(Dataset excerpt)
======

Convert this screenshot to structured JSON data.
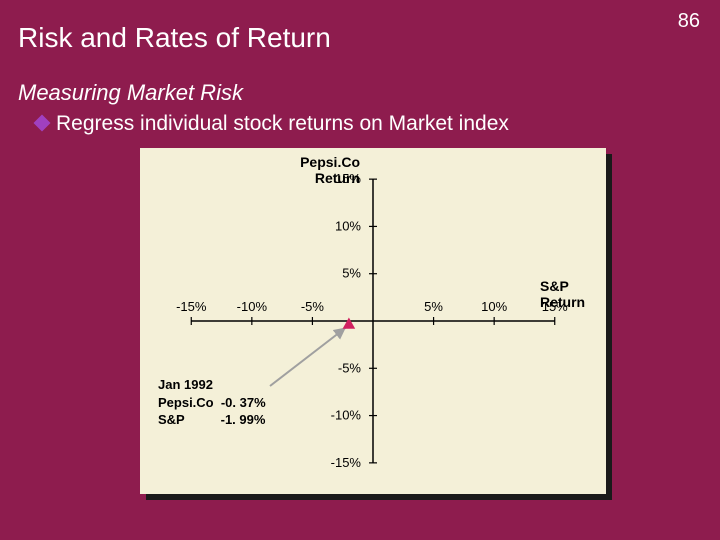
{
  "slide": {
    "background_color": "#8e1c4e",
    "page_number": "86",
    "page_number_color": "#ffffff",
    "page_number_fontsize": 20,
    "title": "Risk and Rates of Return",
    "title_color": "#ffffff",
    "title_fontsize": 28,
    "subtitle": "Measuring Market Risk",
    "subtitle_color": "#ffffff",
    "subtitle_fontsize": 22,
    "bullet_icon_color": "#a040c0",
    "bullet_text": "Regress individual stock returns on Market index",
    "bullet_color": "#ffffff",
    "bullet_fontsize": 21
  },
  "chart": {
    "type": "scatter",
    "plot_bg": "#f4f0d8",
    "shadow_color": "#1a1a1a",
    "axis_color": "#000000",
    "tick_label_color": "#000000",
    "tick_label_fontsize": 13,
    "axis_label_color": "#000000",
    "axis_label_fontsize": 14,
    "axis_label_weight": "bold",
    "y_axis_title_line1": "Pepsi.Co",
    "y_axis_title_line2": "Return",
    "x_axis_title_line1": "S&P",
    "x_axis_title_line2": "Return",
    "xlim": [
      -15,
      15
    ],
    "ylim": [
      -15,
      15
    ],
    "x_ticks": [
      -15,
      -10,
      -5,
      5,
      10,
      15
    ],
    "y_ticks": [
      -15,
      -10,
      -5,
      5,
      10,
      15
    ],
    "x_tick_labels": [
      "-15%",
      "-10%",
      "-5%",
      "5%",
      "10%",
      "15%"
    ],
    "y_tick_labels": [
      "-15%",
      "-10%",
      "-5%",
      "5%",
      "10%",
      "15%"
    ],
    "tick_length": 8,
    "data_point": {
      "x": -1.99,
      "y": -0.37
    },
    "marker_color": "#d02060",
    "marker_size": 7,
    "arrow_color": "#a0a0a0",
    "arrow_width": 2,
    "data_box": {
      "fontsize": 13,
      "font_weight": "bold",
      "color": "#000000",
      "line1": "Jan 1992",
      "line2": "Pepsi.Co  -0. 37%",
      "line3": "S&P          -1. 99%"
    }
  }
}
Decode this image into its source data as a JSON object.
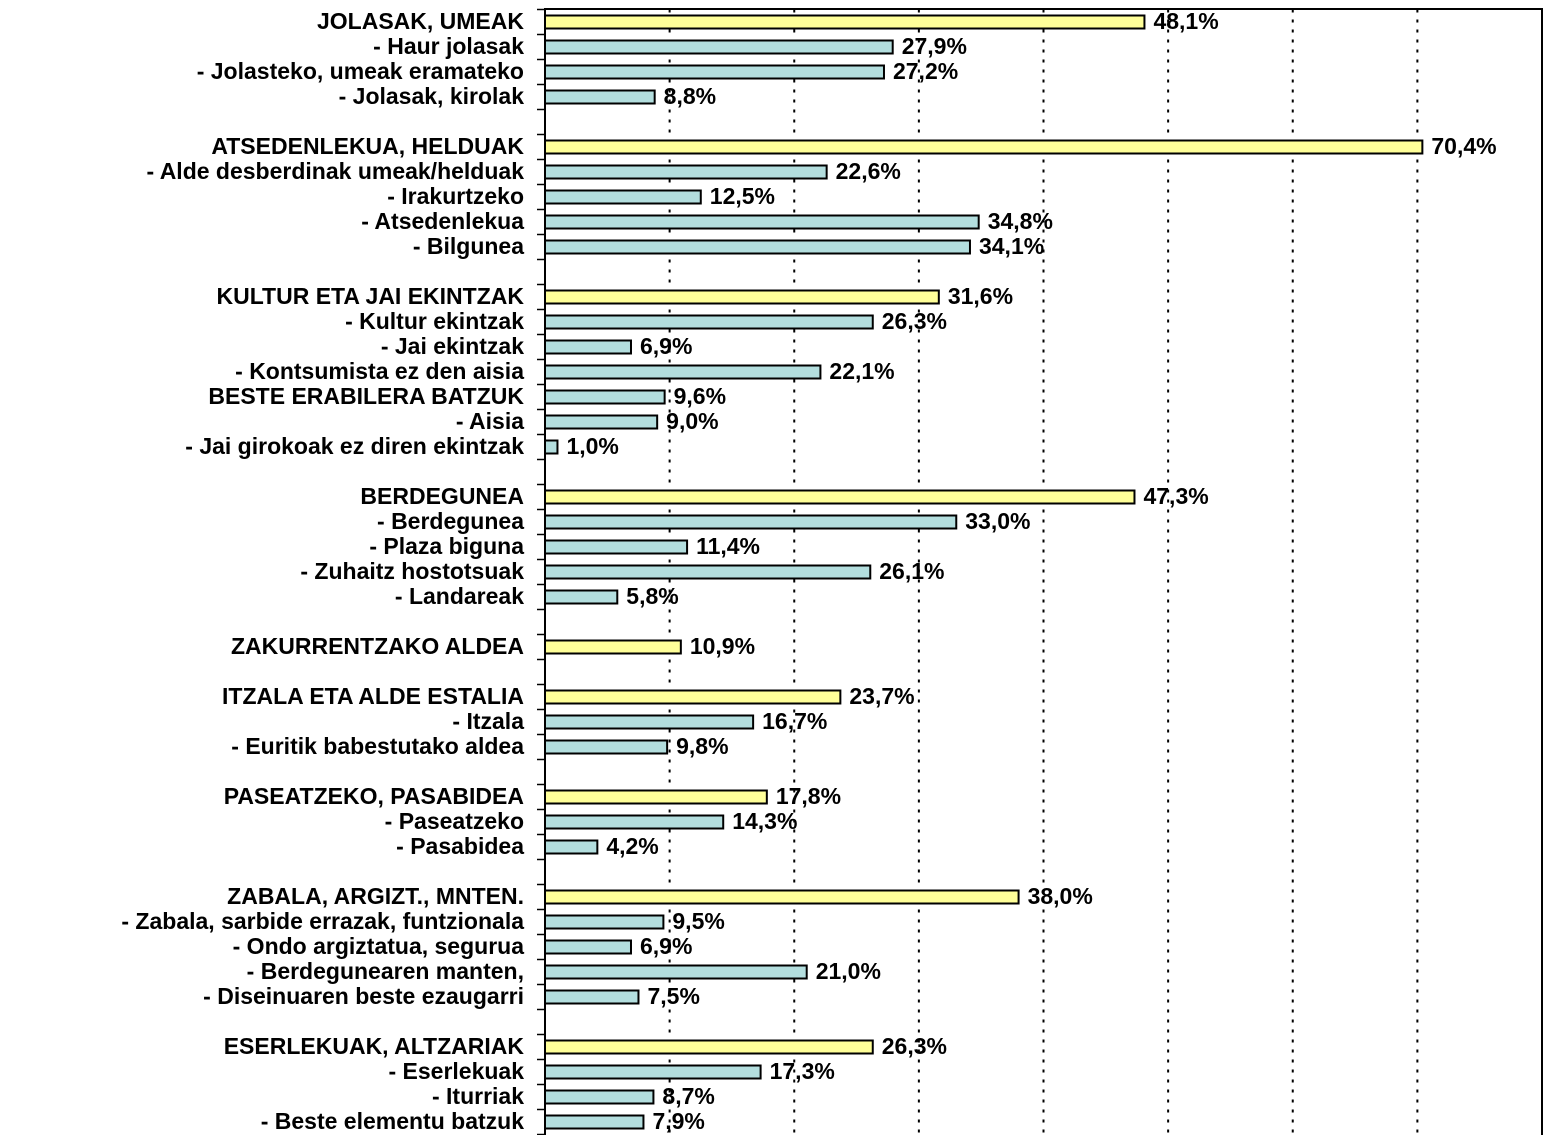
{
  "chart_data": {
    "type": "bar",
    "orientation": "horizontal",
    "categories": [
      "JOLASAK, UMEAK",
      "- Haur jolasak",
      "- Jolasteko, umeak eramateko",
      "- Jolasak, kirolak",
      null,
      "ATSEDENLEKUA, HELDUAK",
      "- Alde desberdinak umeak/helduak",
      "- Irakurtzeko",
      "- Atsedenlekua",
      "- Bilgunea",
      null,
      "KULTUR ETA JAI EKINTZAK",
      "- Kultur ekintzak",
      "- Jai ekintzak",
      "- Kontsumista ez den aisia",
      "BESTE ERABILERA BATZUK",
      "- Aisia",
      "- Jai girokoak ez diren ekintzak",
      null,
      "BERDEGUNEA",
      "- Berdegunea",
      "- Plaza biguna",
      "- Zuhaitz hostotsuak",
      "- Landareak",
      null,
      "ZAKURRENTZAKO ALDEA",
      null,
      "ITZALA ETA ALDE ESTALIA",
      "- Itzala",
      "- Euritik babestutako aldea",
      null,
      "PASEATZEKO, PASABIDEA",
      "- Paseatzeko",
      "- Pasabidea",
      null,
      "ZABALA, ARGIZT., MNTEN.",
      "- Zabala, sarbide errazak, funtzionala",
      "- Ondo argiztatua, segurua",
      "- Berdegunearen manten,",
      "- Diseinuaren beste ezaugarri",
      null,
      "ESERLEKUAK, ALTZARIAK",
      "- Eserlekuak",
      "- Iturriak",
      "- Beste elementu batzuk"
    ],
    "values": [
      48.1,
      27.9,
      27.2,
      8.8,
      null,
      70.4,
      22.6,
      12.5,
      34.8,
      34.1,
      null,
      31.6,
      26.3,
      6.9,
      22.1,
      9.6,
      9.0,
      1.0,
      null,
      47.3,
      33.0,
      11.4,
      26.1,
      5.8,
      null,
      10.9,
      null,
      23.7,
      16.7,
      9.8,
      null,
      17.8,
      14.3,
      4.2,
      null,
      38.0,
      9.5,
      6.9,
      21.0,
      7.5,
      null,
      26.3,
      17.3,
      8.7,
      7.9
    ],
    "value_labels": [
      "48,1%",
      "27,9%",
      "27,2%",
      "8,8%",
      null,
      "70,4%",
      "22,6%",
      "12,5%",
      "34,8%",
      "34,1%",
      null,
      "31,6%",
      "26,3%",
      "6,9%",
      "22,1%",
      "9,6%",
      "9,0%",
      "1,0%",
      null,
      "47,3%",
      "33,0%",
      "11,4%",
      "26,1%",
      "5,8%",
      null,
      "10,9%",
      null,
      "23,7%",
      "16,7%",
      "9,8%",
      null,
      "17,8%",
      "14,3%",
      "4,2%",
      null,
      "38,0%",
      "9,5%",
      "6,9%",
      "21,0%",
      "7,5%",
      null,
      "26,3%",
      "17,3%",
      "8,7%",
      "7,9%"
    ],
    "colors": [
      "#ffff99",
      "#b3dede",
      "#b3dede",
      "#b3dede",
      null,
      "#ffff99",
      "#b3dede",
      "#b3dede",
      "#b3dede",
      "#b3dede",
      null,
      "#ffff99",
      "#b3dede",
      "#b3dede",
      "#b3dede",
      "#b3dede",
      "#b3dede",
      "#b3dede",
      null,
      "#ffff99",
      "#b3dede",
      "#b3dede",
      "#b3dede",
      "#b3dede",
      null,
      "#ffff99",
      null,
      "#ffff99",
      "#b3dede",
      "#b3dede",
      null,
      "#ffff99",
      "#b3dede",
      "#b3dede",
      null,
      "#ffff99",
      "#b3dede",
      "#b3dede",
      "#b3dede",
      "#b3dede",
      null,
      "#ffff99",
      "#b3dede",
      "#b3dede",
      "#b3dede"
    ],
    "xlim": [
      0,
      80
    ],
    "xticks": [
      10,
      20,
      30,
      40,
      50,
      60,
      70
    ],
    "grid": true
  }
}
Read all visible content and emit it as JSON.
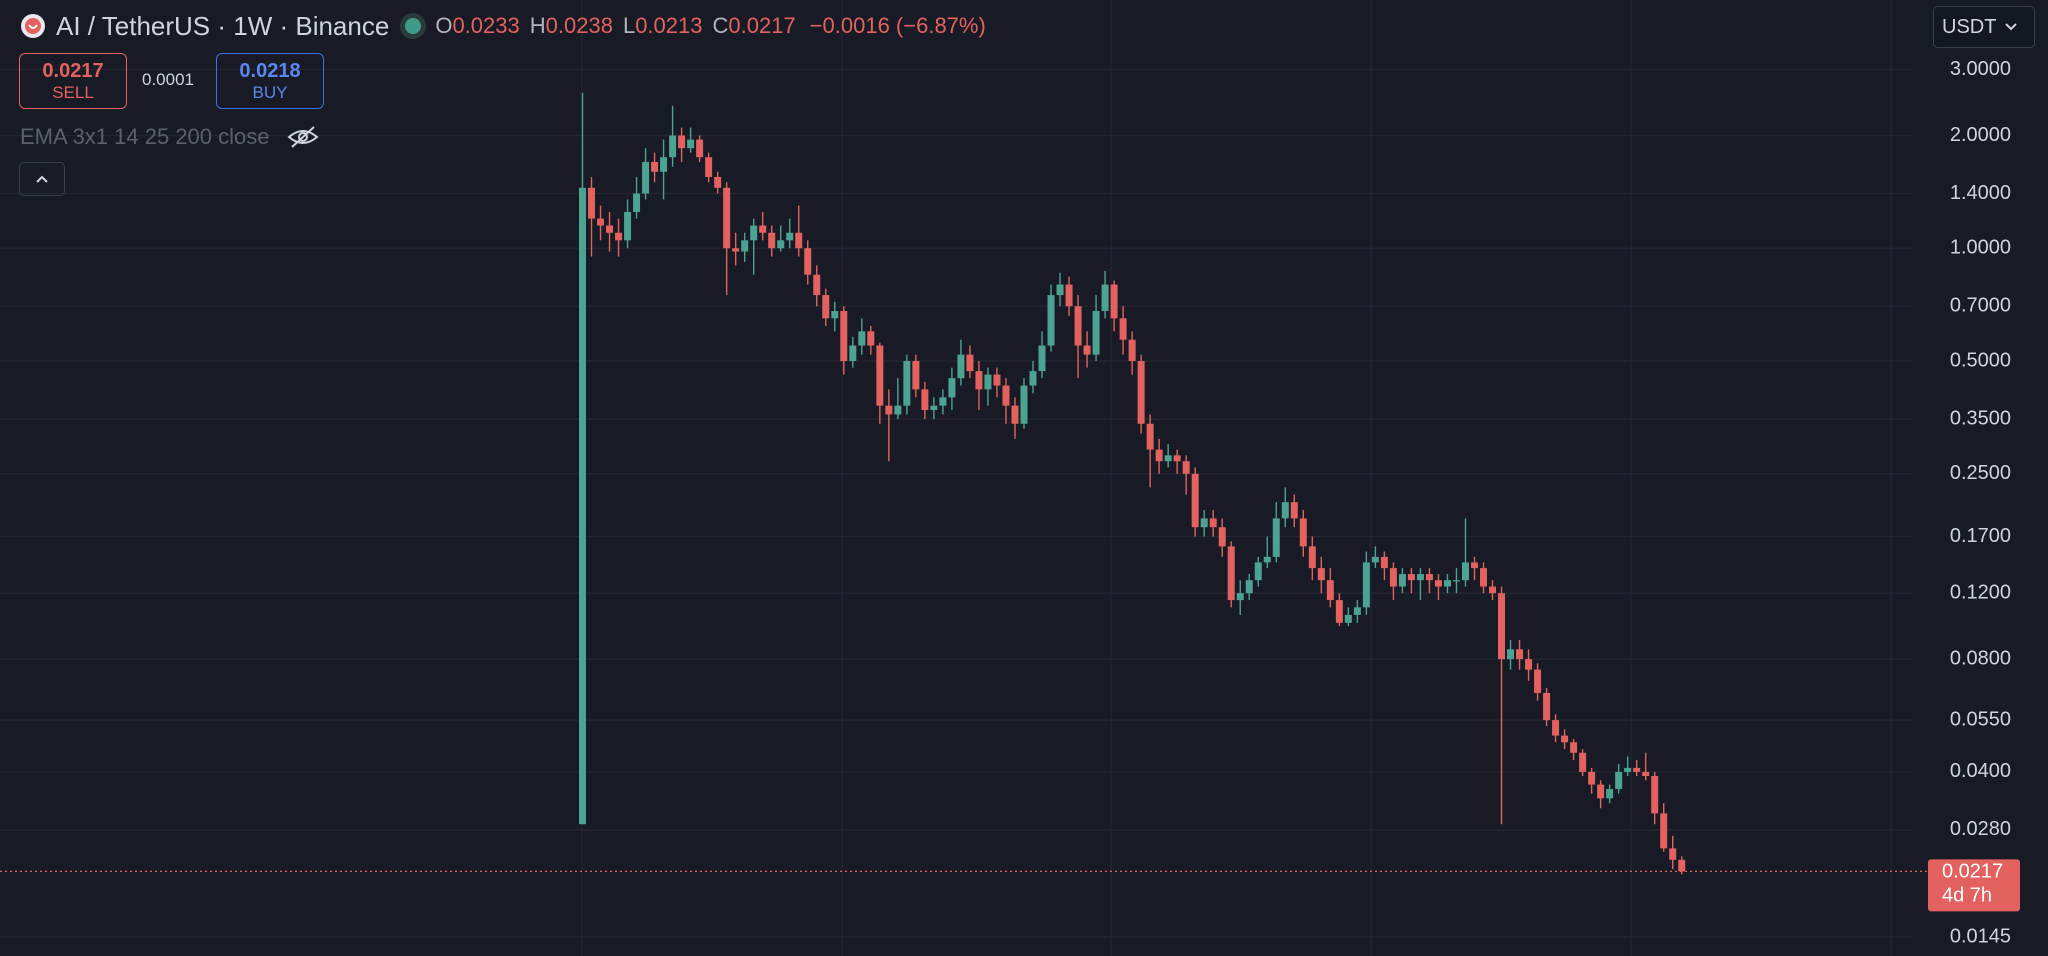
{
  "header": {
    "symbol": "AI / TetherUS · 1W · Binance",
    "ohlc_labels": [
      "O",
      "H",
      "L",
      "C"
    ],
    "change": "−0.0016 (−6.87%)"
  },
  "trade": {
    "sell_price": 0.0217,
    "sell_label": "SELL",
    "spread": 0.0001,
    "buy_price": 0.0218,
    "buy_label": "BUY"
  },
  "indicator": "EMA 3x1 14 25 200 close",
  "currency": "USDT",
  "chart_data": {
    "type": "candlestick",
    "open": [
      0.029,
      1.45,
      1.2,
      1.15,
      1.1,
      1.05,
      1.25,
      1.4,
      1.7,
      1.6,
      1.75,
      2.0,
      1.85,
      1.95,
      1.75,
      1.55,
      1.45,
      1.0,
      0.98,
      1.05,
      1.15,
      1.1,
      1.0,
      1.05,
      1.1,
      1.0,
      0.85,
      0.75,
      0.65,
      0.68,
      0.5,
      0.55,
      0.6,
      0.55,
      0.38,
      0.36,
      0.38,
      0.5,
      0.42,
      0.37,
      0.38,
      0.4,
      0.45,
      0.52,
      0.47,
      0.42,
      0.46,
      0.43,
      0.38,
      0.34,
      0.43,
      0.47,
      0.55,
      0.75,
      0.8,
      0.7,
      0.55,
      0.52,
      0.68,
      0.8,
      0.65,
      0.57,
      0.5,
      0.34,
      0.29,
      0.27,
      0.28,
      0.27,
      0.25,
      0.18,
      0.19,
      0.18,
      0.16,
      0.115,
      0.12,
      0.13,
      0.145,
      0.15,
      0.19,
      0.21,
      0.19,
      0.16,
      0.14,
      0.13,
      0.115,
      0.1,
      0.105,
      0.11,
      0.145,
      0.15,
      0.14,
      0.125,
      0.135,
      0.13,
      0.135,
      0.13,
      0.125,
      0.13,
      0.13,
      0.145,
      0.14,
      0.125,
      0.12,
      0.08,
      0.085,
      0.08,
      0.075,
      0.065,
      0.055,
      0.05,
      0.048,
      0.045,
      0.04,
      0.037,
      0.034,
      0.036,
      0.04,
      0.041,
      0.04,
      0.039,
      0.031,
      0.025,
      0.0233
    ],
    "high": [
      2.6,
      1.55,
      1.3,
      1.25,
      1.2,
      1.35,
      1.55,
      1.85,
      1.8,
      1.95,
      2.4,
      2.1,
      2.1,
      2.0,
      1.8,
      1.6,
      1.5,
      1.1,
      1.1,
      1.2,
      1.25,
      1.15,
      1.15,
      1.2,
      1.3,
      1.05,
      0.9,
      0.78,
      0.72,
      0.7,
      0.58,
      0.65,
      0.62,
      0.56,
      0.42,
      0.45,
      0.52,
      0.52,
      0.44,
      0.4,
      0.42,
      0.48,
      0.57,
      0.55,
      0.5,
      0.48,
      0.48,
      0.45,
      0.4,
      0.45,
      0.5,
      0.6,
      0.8,
      0.86,
      0.84,
      0.75,
      0.6,
      0.75,
      0.87,
      0.82,
      0.7,
      0.6,
      0.52,
      0.36,
      0.31,
      0.3,
      0.29,
      0.28,
      0.26,
      0.2,
      0.2,
      0.19,
      0.165,
      0.13,
      0.135,
      0.15,
      0.17,
      0.21,
      0.23,
      0.22,
      0.2,
      0.17,
      0.15,
      0.14,
      0.12,
      0.11,
      0.115,
      0.155,
      0.16,
      0.155,
      0.145,
      0.14,
      0.14,
      0.14,
      0.14,
      0.135,
      0.135,
      0.14,
      0.19,
      0.15,
      0.145,
      0.13,
      0.125,
      0.09,
      0.09,
      0.085,
      0.078,
      0.067,
      0.057,
      0.052,
      0.049,
      0.046,
      0.041,
      0.038,
      0.037,
      0.042,
      0.044,
      0.043,
      0.045,
      0.04,
      0.033,
      0.027,
      0.0238
    ],
    "low": [
      0.029,
      0.95,
      1.05,
      0.98,
      0.95,
      1.0,
      1.2,
      1.35,
      1.5,
      1.35,
      1.65,
      1.7,
      1.8,
      1.7,
      1.5,
      1.4,
      0.75,
      0.9,
      0.92,
      0.85,
      1.05,
      0.95,
      0.98,
      1.0,
      0.95,
      0.8,
      0.7,
      0.62,
      0.6,
      0.46,
      0.48,
      0.52,
      0.52,
      0.34,
      0.27,
      0.35,
      0.36,
      0.4,
      0.35,
      0.35,
      0.36,
      0.37,
      0.43,
      0.45,
      0.37,
      0.38,
      0.4,
      0.34,
      0.31,
      0.33,
      0.41,
      0.45,
      0.53,
      0.7,
      0.66,
      0.45,
      0.48,
      0.5,
      0.65,
      0.6,
      0.52,
      0.46,
      0.32,
      0.23,
      0.25,
      0.26,
      0.25,
      0.22,
      0.17,
      0.17,
      0.17,
      0.15,
      0.11,
      0.105,
      0.115,
      0.125,
      0.14,
      0.145,
      0.18,
      0.18,
      0.15,
      0.13,
      0.12,
      0.11,
      0.098,
      0.098,
      0.1,
      0.105,
      0.14,
      0.13,
      0.115,
      0.12,
      0.12,
      0.115,
      0.12,
      0.115,
      0.12,
      0.12,
      0.125,
      0.13,
      0.12,
      0.115,
      0.029,
      0.075,
      0.075,
      0.07,
      0.062,
      0.053,
      0.048,
      0.046,
      0.043,
      0.039,
      0.035,
      0.032,
      0.033,
      0.035,
      0.039,
      0.039,
      0.038,
      0.029,
      0.0245,
      0.022,
      0.0213
    ],
    "close": [
      1.45,
      1.2,
      1.15,
      1.1,
      1.05,
      1.25,
      1.4,
      1.7,
      1.6,
      1.75,
      2.0,
      1.85,
      1.95,
      1.75,
      1.55,
      1.45,
      1.0,
      0.98,
      1.05,
      1.15,
      1.1,
      1.0,
      1.05,
      1.1,
      1.0,
      0.85,
      0.75,
      0.65,
      0.68,
      0.5,
      0.55,
      0.6,
      0.55,
      0.38,
      0.36,
      0.38,
      0.5,
      0.42,
      0.37,
      0.38,
      0.4,
      0.45,
      0.52,
      0.47,
      0.42,
      0.46,
      0.43,
      0.38,
      0.34,
      0.43,
      0.47,
      0.55,
      0.75,
      0.8,
      0.7,
      0.55,
      0.52,
      0.68,
      0.8,
      0.65,
      0.57,
      0.5,
      0.34,
      0.29,
      0.27,
      0.28,
      0.27,
      0.25,
      0.18,
      0.19,
      0.18,
      0.16,
      0.115,
      0.12,
      0.13,
      0.145,
      0.15,
      0.19,
      0.21,
      0.19,
      0.16,
      0.14,
      0.13,
      0.115,
      0.1,
      0.105,
      0.11,
      0.145,
      0.15,
      0.14,
      0.125,
      0.135,
      0.13,
      0.135,
      0.13,
      0.125,
      0.13,
      0.13,
      0.145,
      0.14,
      0.125,
      0.12,
      0.08,
      0.085,
      0.08,
      0.075,
      0.065,
      0.055,
      0.05,
      0.048,
      0.045,
      0.04,
      0.037,
      0.034,
      0.036,
      0.04,
      0.041,
      0.04,
      0.039,
      0.031,
      0.025,
      0.0233,
      0.0217
    ],
    "ylim": [
      0.0129,
      4.6
    ],
    "log_scale": true,
    "grid": true,
    "yticks": [
      {
        "value": 3,
        "label": "3.0000"
      },
      {
        "value": 2,
        "label": "2.0000"
      },
      {
        "value": 1.4,
        "label": "1.4000"
      },
      {
        "value": 1,
        "label": "1.0000"
      },
      {
        "value": 0.7,
        "label": "0.7000"
      },
      {
        "value": 0.5,
        "label": "0.5000"
      },
      {
        "value": 0.35,
        "label": "0.3500"
      },
      {
        "value": 0.25,
        "label": "0.2500"
      },
      {
        "value": 0.17,
        "label": "0.1700"
      },
      {
        "value": 0.12,
        "label": "0.1200"
      },
      {
        "value": 0.08,
        "label": "0.0800"
      },
      {
        "value": 0.055,
        "label": "0.0550"
      },
      {
        "value": 0.04,
        "label": "0.0400"
      },
      {
        "value": 0.028,
        "label": "0.0280"
      },
      {
        "value": 0.0145,
        "label": "0.0145"
      }
    ],
    "up_color": "#4da393",
    "down_color": "#e3625f",
    "countdown": "4d 7h"
  }
}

======

**Problem statement**
Looking at the listing above, count the lines that contain "close" and give nothing but the number.

**Result**
2